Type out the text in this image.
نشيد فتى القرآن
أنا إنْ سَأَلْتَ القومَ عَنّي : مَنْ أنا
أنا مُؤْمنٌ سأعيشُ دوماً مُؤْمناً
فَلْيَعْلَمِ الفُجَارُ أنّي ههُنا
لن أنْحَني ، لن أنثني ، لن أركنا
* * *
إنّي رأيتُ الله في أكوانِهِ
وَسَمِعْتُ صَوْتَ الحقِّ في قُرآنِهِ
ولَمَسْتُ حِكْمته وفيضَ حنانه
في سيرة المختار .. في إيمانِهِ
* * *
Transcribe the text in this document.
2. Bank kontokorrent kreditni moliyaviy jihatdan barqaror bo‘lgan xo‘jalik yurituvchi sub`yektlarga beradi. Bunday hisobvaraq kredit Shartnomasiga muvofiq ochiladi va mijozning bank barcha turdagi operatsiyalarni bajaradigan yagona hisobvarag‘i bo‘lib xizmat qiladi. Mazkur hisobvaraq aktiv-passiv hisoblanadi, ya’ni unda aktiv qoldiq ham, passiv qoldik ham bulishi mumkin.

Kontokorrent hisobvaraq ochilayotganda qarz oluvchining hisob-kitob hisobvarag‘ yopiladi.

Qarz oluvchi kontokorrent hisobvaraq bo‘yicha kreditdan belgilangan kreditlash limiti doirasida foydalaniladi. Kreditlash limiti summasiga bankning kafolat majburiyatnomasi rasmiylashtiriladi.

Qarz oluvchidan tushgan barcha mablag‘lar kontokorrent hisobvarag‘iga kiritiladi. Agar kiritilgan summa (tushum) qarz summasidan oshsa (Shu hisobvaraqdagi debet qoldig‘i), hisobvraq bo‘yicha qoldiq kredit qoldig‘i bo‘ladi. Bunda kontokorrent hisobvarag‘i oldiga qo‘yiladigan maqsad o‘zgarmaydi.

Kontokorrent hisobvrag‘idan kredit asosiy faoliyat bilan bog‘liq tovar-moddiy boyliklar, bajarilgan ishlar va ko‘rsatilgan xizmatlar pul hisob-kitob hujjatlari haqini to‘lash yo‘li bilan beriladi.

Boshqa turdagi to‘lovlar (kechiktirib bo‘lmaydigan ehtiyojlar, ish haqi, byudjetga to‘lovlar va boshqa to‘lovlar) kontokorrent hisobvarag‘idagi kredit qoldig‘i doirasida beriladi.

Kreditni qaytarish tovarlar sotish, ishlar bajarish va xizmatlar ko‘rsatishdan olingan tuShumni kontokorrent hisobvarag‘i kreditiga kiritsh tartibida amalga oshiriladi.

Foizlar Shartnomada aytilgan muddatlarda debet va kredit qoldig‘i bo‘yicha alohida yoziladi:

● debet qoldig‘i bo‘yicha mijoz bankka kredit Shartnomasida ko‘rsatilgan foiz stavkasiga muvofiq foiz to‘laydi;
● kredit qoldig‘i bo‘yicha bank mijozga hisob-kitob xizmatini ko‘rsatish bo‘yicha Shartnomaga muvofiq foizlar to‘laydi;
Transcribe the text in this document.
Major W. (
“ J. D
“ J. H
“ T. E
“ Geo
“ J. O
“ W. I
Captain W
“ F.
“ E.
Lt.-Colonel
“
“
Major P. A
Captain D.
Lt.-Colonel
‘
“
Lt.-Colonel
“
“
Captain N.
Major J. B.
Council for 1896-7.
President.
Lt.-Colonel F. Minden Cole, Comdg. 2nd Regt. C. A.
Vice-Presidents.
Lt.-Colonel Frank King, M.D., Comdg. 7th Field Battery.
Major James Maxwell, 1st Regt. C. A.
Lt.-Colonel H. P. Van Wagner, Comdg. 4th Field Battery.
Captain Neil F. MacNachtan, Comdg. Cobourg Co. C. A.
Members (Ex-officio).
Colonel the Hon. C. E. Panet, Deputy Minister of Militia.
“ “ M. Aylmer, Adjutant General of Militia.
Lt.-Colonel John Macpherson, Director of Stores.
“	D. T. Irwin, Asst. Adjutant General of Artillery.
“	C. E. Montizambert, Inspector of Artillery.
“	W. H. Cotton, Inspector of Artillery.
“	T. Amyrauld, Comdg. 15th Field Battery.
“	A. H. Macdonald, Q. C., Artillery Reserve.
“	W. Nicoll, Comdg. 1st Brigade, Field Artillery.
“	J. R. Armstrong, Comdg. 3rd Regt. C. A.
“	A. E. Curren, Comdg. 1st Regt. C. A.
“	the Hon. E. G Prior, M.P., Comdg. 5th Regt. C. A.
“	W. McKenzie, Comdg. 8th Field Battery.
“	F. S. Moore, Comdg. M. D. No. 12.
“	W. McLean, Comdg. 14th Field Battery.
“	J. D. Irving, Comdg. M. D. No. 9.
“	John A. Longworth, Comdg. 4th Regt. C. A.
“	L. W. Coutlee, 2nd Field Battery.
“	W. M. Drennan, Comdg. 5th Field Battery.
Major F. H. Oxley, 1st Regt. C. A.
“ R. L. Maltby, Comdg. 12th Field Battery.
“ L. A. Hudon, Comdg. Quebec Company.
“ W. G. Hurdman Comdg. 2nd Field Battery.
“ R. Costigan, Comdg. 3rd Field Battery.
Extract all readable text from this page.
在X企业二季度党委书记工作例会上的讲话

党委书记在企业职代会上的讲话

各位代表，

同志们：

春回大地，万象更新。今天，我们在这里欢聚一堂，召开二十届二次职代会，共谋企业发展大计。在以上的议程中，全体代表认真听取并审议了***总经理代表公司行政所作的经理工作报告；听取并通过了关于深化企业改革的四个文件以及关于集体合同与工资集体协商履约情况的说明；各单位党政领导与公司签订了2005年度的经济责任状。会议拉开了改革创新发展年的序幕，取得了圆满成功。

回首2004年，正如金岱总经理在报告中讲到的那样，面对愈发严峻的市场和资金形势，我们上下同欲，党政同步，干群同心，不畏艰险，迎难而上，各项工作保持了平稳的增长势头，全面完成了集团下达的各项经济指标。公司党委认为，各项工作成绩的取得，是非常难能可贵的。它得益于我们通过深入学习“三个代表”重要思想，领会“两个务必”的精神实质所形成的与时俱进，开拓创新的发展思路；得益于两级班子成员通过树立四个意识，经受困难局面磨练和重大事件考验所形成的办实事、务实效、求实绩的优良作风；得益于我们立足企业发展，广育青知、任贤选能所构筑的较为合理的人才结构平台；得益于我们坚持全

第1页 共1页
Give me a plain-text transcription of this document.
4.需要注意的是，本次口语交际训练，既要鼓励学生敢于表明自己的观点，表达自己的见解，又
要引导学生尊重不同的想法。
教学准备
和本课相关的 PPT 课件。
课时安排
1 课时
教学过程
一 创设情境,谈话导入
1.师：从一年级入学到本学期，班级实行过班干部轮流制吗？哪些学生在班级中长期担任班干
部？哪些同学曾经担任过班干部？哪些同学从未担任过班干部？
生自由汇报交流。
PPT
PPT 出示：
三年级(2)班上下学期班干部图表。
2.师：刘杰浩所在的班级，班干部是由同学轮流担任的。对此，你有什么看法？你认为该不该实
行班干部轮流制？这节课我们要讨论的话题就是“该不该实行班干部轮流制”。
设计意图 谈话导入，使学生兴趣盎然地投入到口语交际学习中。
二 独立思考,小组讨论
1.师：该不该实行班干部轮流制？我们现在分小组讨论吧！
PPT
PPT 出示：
= = = = = = =
## Stated task
Exactly reproduce every line of the data above.

## Output
Type out the text in this image.
نشيد فتى القرآن
أنا إنْ سَأَلْتَ القومَ عَنّي : مَنْ أنا
أنا مُؤْمنٌ سأعيشُ دوماً مُؤْمناً
فَلْيَعْلَمِ الفُجَارُ أنّي ههُنا
لن أنْحَني ، لن أنثني ، لن أركنا
* * *
إنّي رأيتُ الله في أكوانِهِ
وَسَمِعْتُ صَوْتَ الحقِّ في قُرآنِهِ
ولَمَسْتُ حِكْمته وفيضَ حنانه
في سيرة المختار .. في إيمانِهِ
* * *
Transcribe the text in this document.
2. Bank kontokorrent kreditni moliyaviy jihatdan barqaror bo‘lgan xo‘jalik yurituvchi sub`yektlarga beradi. Bunday hisobvaraq kredit Shartnomasiga muvofiq ochiladi va mijozning bank barcha turdagi operatsiyalarni bajaradigan yagona hisobvarag‘i bo‘lib xizmat qiladi. Mazkur hisobvaraq aktiv-passiv hisoblanadi, ya’ni unda aktiv qoldiq ham, passiv qoldik ham bulishi mumkin.

Kontokorrent hisobvaraq ochilayotganda qarz oluvchining hisob-kitob hisobvarag‘ yopiladi.

Qarz oluvchi kontokorrent hisobvaraq bo‘yicha kreditdan belgilangan kreditlash limiti doirasida foydalaniladi. Kreditlash limiti summasiga bankning kafolat majburiyatnomasi rasmiylashtiriladi.

Qarz oluvchidan tushgan barcha mablag‘lar kontokorrent hisobvarag‘iga kiritiladi. Agar kiritilgan summa (tushum) qarz summasidan oshsa (Shu hisobvaraqdagi debet qoldig‘i), hisobvraq bo‘yicha qoldiq kredit qoldig‘i bo‘ladi. Bunda kontokorrent hisobvarag‘i oldiga qo‘yiladigan maqsad o‘zgarmaydi.

Kontokorrent hisobvrag‘idan kredit asosiy faoliyat bilan bog‘liq tovar-moddiy boyliklar, bajarilgan ishlar va ko‘rsatilgan xizmatlar pul hisob-kitob hujjatlari haqini to‘lash yo‘li bilan beriladi.

Boshqa turdagi to‘lovlar (kechiktirib bo‘lmaydigan ehtiyojlar, ish haqi, byudjetga to‘lovlar va boshqa to‘lovlar) kontokorrent hisobvarag‘idagi kredit qoldig‘i doirasida beriladi.

Kreditni qaytarish tovarlar sotish, ishlar bajarish va xizmatlar ko‘rsatishdan olingan tuShumni kontokorrent hisobvarag‘i kreditiga kiritsh tartibida amalga oshiriladi.

Foizlar Shartnomada aytilgan muddatlarda debet va kredit qoldig‘i bo‘yicha alohida yoziladi:

● debet qoldig‘i bo‘yicha mijoz bankka kredit Shartnomasida ko‘rsatilgan foiz stavkasiga muvofiq foiz to‘laydi;
● kredit qoldig‘i bo‘yicha bank mijozga hisob-kitob xizmatini ko‘rsatish bo‘yicha Shartnomaga muvofiq foizlar to‘laydi;
Transcribe the text in this document.
Major W. (
“ J. D
“ J. H
“ T. E
“ Geo
“ J. O
“ W. I
Captain W
“ F.
“ E.
Lt.-Colonel
“
“
Major P. A
Captain D.
Lt.-Colonel
‘
“
Lt.-Colonel
“
“
Captain N.
Major J. B.
Council for 1896-7.
President.
Lt.-Colonel F. Minden Cole, Comdg. 2nd Regt. C. A.
Vice-Presidents.
Lt.-Colonel Frank King, M.D., Comdg. 7th Field Battery.
Major James Maxwell, 1st Regt. C. A.
Lt.-Colonel H. P. Van Wagner, Comdg. 4th Field Battery.
Captain Neil F. MacNachtan, Comdg. Cobourg Co. C. A.
Members (Ex-officio).
Colonel the Hon. C. E. Panet, Deputy Minister of Militia.
“ “ M. Aylmer, Adjutant General of Militia.
Lt.-Colonel John Macpherson, Director of Stores.
“	D. T. Irwin, Asst. Adjutant General of Artillery.
“	C. E. Montizambert, Inspector of Artillery.
“	W. H. Cotton, Inspector of Artillery.
“	T. Amyrauld, Comdg. 15th Field Battery.
“	A. H. Macdonald, Q. C., Artillery Reserve.
“	W. Nicoll, Comdg. 1st Brigade, Field Artillery.
“	J. R. Armstrong, Comdg. 3rd Regt. C. A.
“	A. E. Curren, Comdg. 1st Regt. C. A.
“	the Hon. E. G Prior, M.P., Comdg. 5th Regt. C. A.
“	W. McKenzie, Comdg. 8th Field Battery.
“	F. S. Moore, Comdg. M. D. No. 12.
“	W. McLean, Comdg. 14th Field Battery.
“	J. D. Irving, Comdg. M. D. No. 9.
“	John A. Longworth, Comdg. 4th Regt. C. A.
“	L. W. Coutlee, 2nd Field Battery.
“	W. M. Drennan, Comdg. 5th Field Battery.
Major F. H. Oxley, 1st Regt. C. A.
“ R. L. Maltby, Comdg. 12th Field Battery.
“ L. A. Hudon, Comdg. Quebec Company.
“ W. G. Hurdman Comdg. 2nd Field Battery.
“ R. Costigan, Comdg. 3rd Field Battery.
Extract all readable text from this page.
在X企业二季度党委书记工作例会上的讲话

党委书记在企业职代会上的讲话

各位代表，

同志们：

春回大地，万象更新。今天，我们在这里欢聚一堂，召开二十届二次职代会，共谋企业发展大计。在以上的议程中，全体代表认真听取并审议了***总经理代表公司行政所作的经理工作报告；听取并通过了关于深化企业改革的四个文件以及关于集体合同与工资集体协商履约情况的说明；各单位党政领导与公司签订了2005年度的经济责任状。会议拉开了改革创新发展年的序幕，取得了圆满成功。

回首2004年，正如金岱总经理在报告中讲到的那样，面对愈发严峻的市场和资金形势，我们上下同欲，党政同步，干群同心，不畏艰险，迎难而上，各项工作保持了平稳的增长势头，全面完成了集团下达的各项经济指标。公司党委认为，各项工作成绩的取得，是非常难能可贵的。它得益于我们通过深入学习“三个代表”重要思想，领会“两个务必”的精神实质所形成的与时俱进，开拓创新的发展思路；得益于两级班子成员通过树立四个意识，经受困难局面磨练和重大事件考验所形成的办实事、务实效、求实绩的优良作风；得益于我们立足企业发展，广育青知、任贤选能所构筑的较为合理的人才结构平台；得益于我们坚持全

第1页 共1页
Give me a plain-text transcription of this document.
4.需要注意的是，本次口语交际训练，既要鼓励学生敢于表明自己的观点，表达自己的见解，又
要引导学生尊重不同的想法。
教学准备
和本课相关的 PPT 课件。
课时安排
1 课时
教学过程
一 创设情境,谈话导入
1.师：从一年级入学到本学期，班级实行过班干部轮流制吗？哪些学生在班级中长期担任班干
部？哪些同学曾经担任过班干部？哪些同学从未担任过班干部？
生自由汇报交流。
PPT
PPT 出示：
三年级(2)班上下学期班干部图表。
2.师：刘杰浩所在的班级，班干部是由同学轮流担任的。对此，你有什么看法？你认为该不该实
行班干部轮流制？这节课我们要讨论的话题就是“该不该实行班干部轮流制”。
设计意图 谈话导入，使学生兴趣盎然地投入到口语交际学习中。
二 独立思考,小组讨论
1.师：该不该实行班干部轮流制？我们现在分小组讨论吧！
PPT
PPT 出示：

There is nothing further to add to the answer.